> [Bagian Dokumen]:
++++
Bila jawabannya selalu “tidak” dalam beberapa hari berturut-turut, saya tahu saya harus berubah.
Mengingat bahwa saya akan segera mati adalah kiat penting yang saya
temukan untuk membantu membuat keputusan besar. Karena hampir segala
sesuatu-semua harapan eksternal, kebanggaan, takut malu atau gagal-tidak
lagi bermanfaat saat menghadapi kematian. Hanya yang hakiki yang tetap
ada. Mengingat kematian adalah cara terbaik yang saya tahu untuk
menghindari jebakan berpikir bahwa Anda akan kehilangan sesuatu. Anda
tidak memiliki apa-apa. Sama sekali tidak ada alasan untuk tidak
mengikuti kata hati Anda.
Sekitar setahun yang lalu saya didiagnosis mengidap kanker. Saya
menjalani scan pukul 7:30 pagi dan hasilnya jelas menunjukkan saya
memiliki tumor pankreas. Saya bahkan tidak tahu apa itu pankreas. Para
dokter mengatakan kepada saya bahwa hampir pasti jenisnya adalah yang
tidak dapat diobati. Harapan hidup saya tidak lebih dari 3-6 bulan.
Dokter menyarankan saya pulang ke rumah dan membereskan segala
sesuatunya, yang merupakan sinyal dokter agar saya bersiap mati.
Artinya, Anda harus menyampaikan kepada anak Anda dalam beberapa menit
segala hal yang Anda rencanakan dalam sepuluh tahun mendatang.
Artinya, memastikan bahwa segalanya diatur agar mudah bagi keluarga
Anda. Artinya, Anda harus mengucapkan selamat tinggal. Sepanjang hari
itu saya menjalani hidup berdasarkan diagnosis tersebut. Malam harinya,
mereka memasukkan endoskopi ke tenggorokan, lalu ke perut dan lambung,
memasukkan jarum ke pankreas saya dan mengambil beberapa sel tumor.
Saya dibius, namun istri saya, yang ada di sana , mengatakan bahwa
ketika melihat selnya di bawah mikroskop, para dokter menangis
mengetahui bahwa jenisnya adalah kanker pankreas yang sangat jarang,
namun bisa diatasi dengan operasi.
Saya dioperasi dan sehat sampai sekarang. Itu adalah rekor terdekat
saya dengan kematian dan berharap terus begitu hingga beberapa dekade
lagi. Setelah melalui pengalaman tersebut, sekarang saya bisa katakan
dengan yakin kepada Anda bahwa menurut konsep pikiran, kematian adalah
hal yang berguna:
Tidak ada orang yang ingin mati. Bahkan orang yang ingin masuk surga pun tidak ingin mati dulu untuk mencapainya.
Namun, kematian pasti menghampiri kita. Tidak ada yang bisa mengelak.
Dan, memang harus demikian, karena kematian adalah buah terbaik dari
kehidupan. Kematian membuat hidup berputar. Dengannya maka yang tua
menyingkir untuk digantikan yang muda. Maaf bila terlalu dramatis
menyampaikannya, namun memang begitu.
++++
> [Cuplikan Data]:
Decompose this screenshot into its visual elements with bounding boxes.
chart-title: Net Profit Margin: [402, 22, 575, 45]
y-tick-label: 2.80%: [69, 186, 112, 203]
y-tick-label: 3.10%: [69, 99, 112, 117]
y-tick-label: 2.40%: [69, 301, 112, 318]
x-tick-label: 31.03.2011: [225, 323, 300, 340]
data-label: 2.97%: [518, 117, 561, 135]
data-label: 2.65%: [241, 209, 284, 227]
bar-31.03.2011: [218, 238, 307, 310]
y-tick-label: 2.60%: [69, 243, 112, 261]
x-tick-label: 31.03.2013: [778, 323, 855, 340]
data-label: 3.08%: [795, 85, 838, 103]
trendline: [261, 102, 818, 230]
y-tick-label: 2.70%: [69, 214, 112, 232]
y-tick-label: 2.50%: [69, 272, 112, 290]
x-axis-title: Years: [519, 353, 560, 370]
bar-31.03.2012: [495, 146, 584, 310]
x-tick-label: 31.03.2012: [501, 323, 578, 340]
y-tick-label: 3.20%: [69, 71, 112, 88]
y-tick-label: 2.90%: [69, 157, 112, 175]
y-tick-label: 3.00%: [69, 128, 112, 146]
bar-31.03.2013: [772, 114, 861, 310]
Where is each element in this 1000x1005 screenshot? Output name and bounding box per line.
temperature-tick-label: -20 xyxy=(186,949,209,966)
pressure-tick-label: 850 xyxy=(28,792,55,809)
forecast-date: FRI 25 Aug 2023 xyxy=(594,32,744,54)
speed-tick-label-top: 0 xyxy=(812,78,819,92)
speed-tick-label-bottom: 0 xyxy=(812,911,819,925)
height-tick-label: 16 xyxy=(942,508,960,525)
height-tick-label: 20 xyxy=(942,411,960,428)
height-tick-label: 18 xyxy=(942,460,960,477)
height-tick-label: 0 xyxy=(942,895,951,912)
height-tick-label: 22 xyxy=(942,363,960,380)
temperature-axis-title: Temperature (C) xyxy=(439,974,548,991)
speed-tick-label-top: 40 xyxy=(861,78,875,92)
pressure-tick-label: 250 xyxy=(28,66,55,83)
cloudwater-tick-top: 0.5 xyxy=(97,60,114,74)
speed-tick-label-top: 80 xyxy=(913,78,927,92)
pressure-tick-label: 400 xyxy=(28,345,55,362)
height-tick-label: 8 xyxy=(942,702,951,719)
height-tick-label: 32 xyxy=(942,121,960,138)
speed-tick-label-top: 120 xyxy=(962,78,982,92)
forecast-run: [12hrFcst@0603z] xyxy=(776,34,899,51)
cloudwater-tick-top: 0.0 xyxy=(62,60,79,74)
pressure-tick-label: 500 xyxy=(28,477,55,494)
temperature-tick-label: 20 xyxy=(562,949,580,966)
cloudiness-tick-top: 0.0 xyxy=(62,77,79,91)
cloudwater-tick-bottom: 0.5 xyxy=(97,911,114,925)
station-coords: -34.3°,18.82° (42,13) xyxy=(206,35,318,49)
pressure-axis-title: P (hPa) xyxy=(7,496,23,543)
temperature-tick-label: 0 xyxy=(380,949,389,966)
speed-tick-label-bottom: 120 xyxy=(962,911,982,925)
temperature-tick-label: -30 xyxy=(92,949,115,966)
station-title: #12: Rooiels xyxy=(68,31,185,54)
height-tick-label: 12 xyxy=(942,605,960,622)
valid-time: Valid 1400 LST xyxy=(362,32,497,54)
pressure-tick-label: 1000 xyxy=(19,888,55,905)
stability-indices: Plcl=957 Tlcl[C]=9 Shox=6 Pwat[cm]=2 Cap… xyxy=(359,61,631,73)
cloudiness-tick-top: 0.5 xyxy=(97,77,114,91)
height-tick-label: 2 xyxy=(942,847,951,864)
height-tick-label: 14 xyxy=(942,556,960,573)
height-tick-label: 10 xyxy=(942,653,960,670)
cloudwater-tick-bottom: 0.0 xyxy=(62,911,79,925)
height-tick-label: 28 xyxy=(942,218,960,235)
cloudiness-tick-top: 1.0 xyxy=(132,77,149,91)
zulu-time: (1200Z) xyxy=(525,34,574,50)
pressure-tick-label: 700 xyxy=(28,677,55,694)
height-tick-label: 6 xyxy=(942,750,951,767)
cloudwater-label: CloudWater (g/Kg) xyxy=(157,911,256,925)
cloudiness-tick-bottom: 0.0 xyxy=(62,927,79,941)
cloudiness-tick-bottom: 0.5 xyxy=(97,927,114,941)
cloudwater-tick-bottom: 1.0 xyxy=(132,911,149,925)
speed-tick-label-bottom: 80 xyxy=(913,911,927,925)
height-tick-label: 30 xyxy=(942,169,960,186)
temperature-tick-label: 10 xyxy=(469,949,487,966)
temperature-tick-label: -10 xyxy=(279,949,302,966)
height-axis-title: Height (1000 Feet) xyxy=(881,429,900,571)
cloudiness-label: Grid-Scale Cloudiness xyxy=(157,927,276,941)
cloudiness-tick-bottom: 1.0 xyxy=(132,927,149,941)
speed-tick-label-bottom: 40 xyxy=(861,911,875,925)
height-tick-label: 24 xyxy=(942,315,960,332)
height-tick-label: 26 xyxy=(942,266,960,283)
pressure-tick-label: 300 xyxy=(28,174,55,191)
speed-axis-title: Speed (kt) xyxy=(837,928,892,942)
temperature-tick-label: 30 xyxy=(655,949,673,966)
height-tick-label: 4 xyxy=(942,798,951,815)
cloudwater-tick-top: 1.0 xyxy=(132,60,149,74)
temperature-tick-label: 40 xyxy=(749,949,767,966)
++++
> [Perintah 1]:
Salin dengan persis bagian teks tentang kematian mulai dari "Saya dibius, namun" sampai "diatasi dengan operasi.".
> [Perintah 2]:
Teruskan teks tentang kematian dan diagnosis kanker, dimulai tepat setelah kalimat terakhir yang tertera.
Baris-baris data di atas merupakan bahan tersendiri yang terpisah dari teks tentang kematian.

> [Keluaran 1]:
Saya dibius, namun istri saya, yang ada di sana , mengatakan bahwa
ketika melihat selnya di bawah mikroskop, para dokter menangis
mengetahui bahwa jenisnya adalah kanker pankreas yang sangat jarang,
namun bisa diatasi dengan operasi.

> [Keluaran 2]:
Waktu Anda terbatas, jadi jangan sia-siakan dengan menjalani hidup orang lain.
Jangan terperangkap dengan dogma-yaitu hidup bersandar pada hasil
pemikiran orang lain. Jangan biarkan omongan orang menulikan Anda
sehingga tidak mendengar kata hati Anda.
Dan yang terpenting, miliki keberanian untuk mengikuti kata
hati dan intuisi Anda, maka Anda pun akan sampai pada apa yang Anda
inginkan.
Semua hal lainnya hanya nomor dua. Ketika saya masih muda, ada satu
penerbitan hebat yang bernama “The Whole Earth Catalog”, yang menjadi
salah satu buku pintar generasi saya. Buku itu diciptakan oleh seorang
bernama Stewart Brand yang tinggal tidak jauh dari sini di Menlo Park ,
dan dia membuatnya sedemikian menarik dengan sentuhan puitisnya.
Waktu itu akhir 1960-an, sebelum era komputer dan desktop publishing,
jadi semuanya dibuat dengan mesin ketik, gunting, dan kamera polaroid.
Mungkin seperti Google dalam bentuk kertas, 35 tahun sebelum kelahiran
Google: isinya padat dengan tips-tips ideal dan ungkapan-ungkapan hebat.
Stewart dan timnya sempat menerbitkan beberapa edisi “The Whole Earth
Catalog”, dan ketika mencapai titik ajalnya, mereka membuat edisi
terakhir.
Saat itu pertengahan 1970-an dan saya masih seusia Anda. Di sampul
belakang edisi terakhir itu ada satu foto jalan pedesaan di pagi hari,
jenis yang mungkin Anda lalui jika suka bertualang. Di bawahnya ada
kata-kata: “Stay Hungry. Stay Foolish.” (Tetaplah Lapar. Tetaplah
Bodoh).
Itu adalah pesan perpisahan mereka sebelum mereka pergi. Dan saya
selalu berharap hal itu untuk saya sendiri. Dan sekarang, kalian para
lulusan baru, saya mengharapkan itu untuk kalian.”